- THE EXERCISE -
Transcribe the records that follow. Keep every word exactly, and drop the pictures.

■ ■ ■ ■ ■

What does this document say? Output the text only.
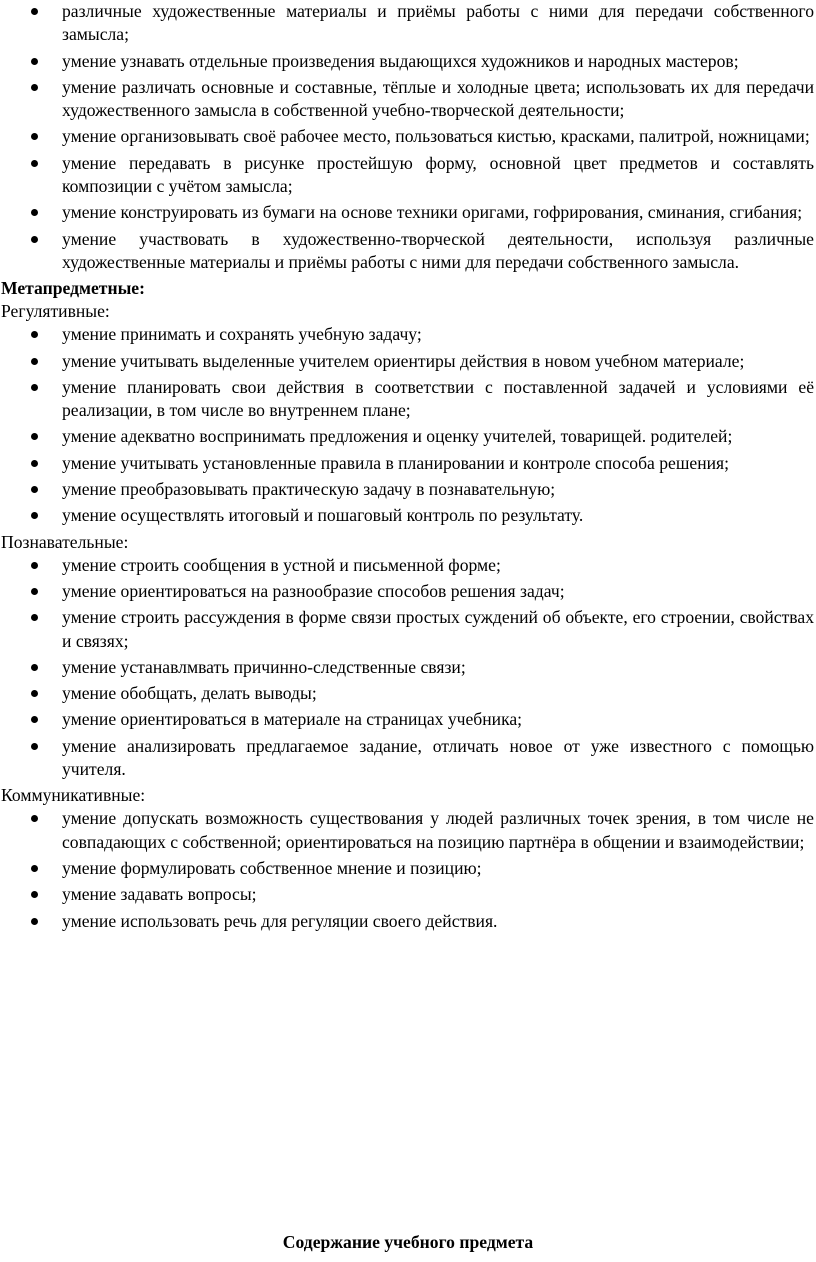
различные художественные материалы и приёмы работы с ними для передачи собственного замысла;
умение узнавать отдельные произведения выдающихся художников и народных мастеров;
умение различать основные и составные, тёплые и холодные цвета; использовать их для передачи художественного замысла в собственной учебно-творческой деятельности;
умение организовывать своё рабочее место, пользоваться кистью, красками, палитрой, ножницами;
умение передавать в рисунке простейшую форму, основной цвет предметов и составлять композиции с учётом замысла;
умение конструировать из бумаги на основе техники оригами, гофрирования, сминания, сгибания;
умение участвовать в художественно-творческой деятельности, используя различные художественные материалы и приёмы работы с ними для передачи собственного замысла.

Метапредметные:

Регулятивные:

умение принимать и сохранять учебную задачу;
умение учитывать выделенные учителем ориентиры действия в новом учебном материале;
умение планировать свои действия в соответствии с поставленной задачей и условиями её реализации, в том числе во внутреннем плане;
умение адекватно воспринимать предложения и оценку учителей, товарищей. родителей;
умение учитывать установленные правила в планировании и контроле способа решения;
умение преобразовывать практическую задачу в познавательную;
умение осуществлять итоговый и пошаговый контроль по результату.

Познавательные:

умение строить сообщения в устной и письменной форме;
умение ориентироваться на разнообразие способов решения задач;
умение строить рассуждения в форме связи простых суждений об объекте, его строении, свойствах и связях;
умение устанавлмвать причинно-следственные связи;
умение обобщать, делать выводы;
умение ориентироваться в материале на страницах учебника;
умение анализировать предлагаемое задание, отличать новое от уже известного с помощью учителя.

Коммуникативные:

умение допускать возможность существования у людей различных точек зрения, в том числе не совпадающих с собственной; ориентироваться на позицию партнёра в общении и взаимодействии;
умение формулировать собственное мнение и позицию;
умение задавать вопросы;
умение использовать речь для регуляции своего действия.

Содержание учебного предмета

■ ■ ■ ■ ■

- SOLUTION FOR THIS PROBLEM -
What does this document say? Output the text only.
различные художественные материалы и приёмы работы с ними для передачи собственного замысла;
умение узнавать отдельные произведения выдающихся художников и народных мастеров;
умение различать основные и составные, тёплые и холодные цвета; использовать их для передачи художественного замысла в собственной учебно-творческой деятельности;
умение организовывать своё рабочее место, пользоваться кистью, красками, палитрой, ножницами;
умение передавать в рисунке простейшую форму, основной цвет предметов и составлять композиции с учётом замысла;
умение конструировать из бумаги на основе техники оригами, гофрирования, сминания, сгибания;
умение участвовать в художественно-творческой деятельности, используя различные художественные материалы и приёмы работы с ними для передачи собственного замысла.

Метапредметные:

Регулятивные:

умение принимать и сохранять учебную задачу;
умение учитывать выделенные учителем ориентиры действия в новом учебном материале;
умение планировать свои действия в соответствии с поставленной задачей и условиями её реализации, в том числе во внутреннем плане;
умение адекватно воспринимать предложения и оценку учителей, товарищей. родителей;
умение учитывать установленные правила в планировании и контроле способа решения;
умение преобразовывать практическую задачу в познавательную;
умение осуществлять итоговый и пошаговый контроль по результату.

Познавательные:

умение строить сообщения в устной и письменной форме;
умение ориентироваться на разнообразие способов решения задач;
умение строить рассуждения в форме связи простых суждений об объекте, его строении, свойствах и связях;
умение устанавлмвать причинно-следственные связи;
умение обобщать, делать выводы;
умение ориентироваться в материале на страницах учебника;
умение анализировать предлагаемое задание, отличать новое от уже известного с помощью учителя.

Коммуникативные:

умение допускать возможность существования у людей различных точек зрения, в том числе не совпадающих с собственной; ориентироваться на позицию партнёра в общении и взаимодействии;
умение формулировать собственное мнение и позицию;
умение задавать вопросы;
умение использовать речь для регуляции своего действия.

Содержание учебного предмета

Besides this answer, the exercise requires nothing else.